--- START OF Data provided ---

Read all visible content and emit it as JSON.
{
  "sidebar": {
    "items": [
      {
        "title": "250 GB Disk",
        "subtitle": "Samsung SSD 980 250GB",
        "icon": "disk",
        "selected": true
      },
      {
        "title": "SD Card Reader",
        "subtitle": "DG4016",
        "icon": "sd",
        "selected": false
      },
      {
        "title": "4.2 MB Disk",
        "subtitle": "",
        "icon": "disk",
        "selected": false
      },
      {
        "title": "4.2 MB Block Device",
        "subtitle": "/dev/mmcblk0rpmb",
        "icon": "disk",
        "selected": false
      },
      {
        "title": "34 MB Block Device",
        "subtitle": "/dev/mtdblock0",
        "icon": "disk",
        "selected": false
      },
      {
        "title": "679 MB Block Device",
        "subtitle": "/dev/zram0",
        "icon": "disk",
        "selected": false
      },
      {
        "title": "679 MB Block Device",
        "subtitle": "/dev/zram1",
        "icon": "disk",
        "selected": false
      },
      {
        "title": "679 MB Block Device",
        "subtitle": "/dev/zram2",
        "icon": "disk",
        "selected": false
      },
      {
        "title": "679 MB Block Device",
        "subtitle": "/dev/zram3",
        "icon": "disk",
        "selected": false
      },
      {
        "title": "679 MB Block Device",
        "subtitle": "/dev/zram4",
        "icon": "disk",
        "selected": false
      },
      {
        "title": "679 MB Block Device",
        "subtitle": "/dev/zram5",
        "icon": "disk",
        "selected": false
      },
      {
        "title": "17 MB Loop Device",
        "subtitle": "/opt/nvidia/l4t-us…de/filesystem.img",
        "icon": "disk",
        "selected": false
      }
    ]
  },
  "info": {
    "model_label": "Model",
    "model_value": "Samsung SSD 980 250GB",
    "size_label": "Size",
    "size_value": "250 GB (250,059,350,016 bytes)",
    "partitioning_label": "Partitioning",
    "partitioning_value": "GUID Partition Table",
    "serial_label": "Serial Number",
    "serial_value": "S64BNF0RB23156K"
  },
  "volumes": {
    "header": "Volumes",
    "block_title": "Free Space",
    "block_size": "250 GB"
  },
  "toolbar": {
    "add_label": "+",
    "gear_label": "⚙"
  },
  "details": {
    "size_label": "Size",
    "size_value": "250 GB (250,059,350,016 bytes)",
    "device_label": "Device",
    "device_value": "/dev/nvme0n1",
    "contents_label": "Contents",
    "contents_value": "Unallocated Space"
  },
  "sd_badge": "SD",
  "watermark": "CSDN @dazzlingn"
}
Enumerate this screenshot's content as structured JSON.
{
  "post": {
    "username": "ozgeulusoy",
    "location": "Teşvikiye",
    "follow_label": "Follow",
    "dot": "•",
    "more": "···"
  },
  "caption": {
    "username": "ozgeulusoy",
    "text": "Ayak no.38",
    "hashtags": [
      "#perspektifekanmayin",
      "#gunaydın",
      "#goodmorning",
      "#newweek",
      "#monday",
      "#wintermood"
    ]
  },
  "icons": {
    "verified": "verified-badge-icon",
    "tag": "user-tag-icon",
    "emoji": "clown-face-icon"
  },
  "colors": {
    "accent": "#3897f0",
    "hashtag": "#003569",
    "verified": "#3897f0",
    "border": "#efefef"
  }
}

--- END OF Data provided ---

» **Stated goal**
Produce an exact copy of every entry above.

» **Written answer**
Read all visible content and emit it as JSON.
{
  "sidebar": {
    "items": [
      {
        "title": "250 GB Disk",
        "subtitle": "Samsung SSD 980 250GB",
        "icon": "disk",
        "selected": true
      },
      {
        "title": "SD Card Reader",
        "subtitle": "DG4016",
        "icon": "sd",
        "selected": false
      },
      {
        "title": "4.2 MB Disk",
        "subtitle": "",
        "icon": "disk",
        "selected": false
      },
      {
        "title": "4.2 MB Block Device",
        "subtitle": "/dev/mmcblk0rpmb",
        "icon": "disk",
        "selected": false
      },
      {
        "title": "34 MB Block Device",
        "subtitle": "/dev/mtdblock0",
        "icon": "disk",
        "selected": false
      },
      {
        "title": "679 MB Block Device",
        "subtitle": "/dev/zram0",
        "icon": "disk",
        "selected": false
      },
      {
        "title": "679 MB Block Device",
        "subtitle": "/dev/zram1",
        "icon": "disk",
        "selected": false
      },
      {
        "title": "679 MB Block Device",
        "subtitle": "/dev/zram2",
        "icon": "disk",
        "selected": false
      },
      {
        "title": "679 MB Block Device",
        "subtitle": "/dev/zram3",
        "icon": "disk",
        "selected": false
      },
      {
        "title": "679 MB Block Device",
        "subtitle": "/dev/zram4",
        "icon": "disk",
        "selected": false
      },
      {
        "title": "679 MB Block Device",
        "subtitle": "/dev/zram5",
        "icon": "disk",
        "selected": false
      },
      {
        "title": "17 MB Loop Device",
        "subtitle": "/opt/nvidia/l4t-us…de/filesystem.img",
        "icon": "disk",
        "selected": false
      }
    ]
  },
  "info": {
    "model_label": "Model",
    "model_value": "Samsung SSD 980 250GB",
    "size_label": "Size",
    "size_value": "250 GB (250,059,350,016 bytes)",
    "partitioning_label": "Partitioning",
    "partitioning_value": "GUID Partition Table",
    "serial_label": "Serial Number",
    "serial_value": "S64BNF0RB23156K"
  },
  "volumes": {
    "header": "Volumes",
    "block_title": "Free Space",
    "block_size": "250 GB"
  },
  "toolbar": {
    "add_label": "+",
    "gear_label": "⚙"
  },
  "details": {
    "size_label": "Size",
    "size_value": "250 GB (250,059,350,016 bytes)",
    "device_label": "Device",
    "device_value": "/dev/nvme0n1",
    "contents_label": "Contents",
    "contents_value": "Unallocated Space"
  },
  "sd_badge": "SD",
  "watermark": "CSDN @dazzlingn"
}
Enumerate this screenshot's content as structured JSON.
{
  "post": {
    "username": "ozgeulusoy",
    "location": "Teşvikiye",
    "follow_label": "Follow",
    "dot": "•",
    "more": "···"
  },
  "caption": {
    "username": "ozgeulusoy",
    "text": "Ayak no.38",
    "hashtags": [
      "#perspektifekanmayin",
      "#gunaydın",
      "#goodmorning",
      "#newweek",
      "#monday",
      "#wintermood"
    ]
  },
  "icons": {
    "verified": "verified-badge-icon",
    "tag": "user-tag-icon",
    "emoji": "clown-face-icon"
  },
  "colors": {
    "accent": "#3897f0",
    "hashtag": "#003569",
    "verified": "#3897f0",
    "border": "#efefef"
  }
}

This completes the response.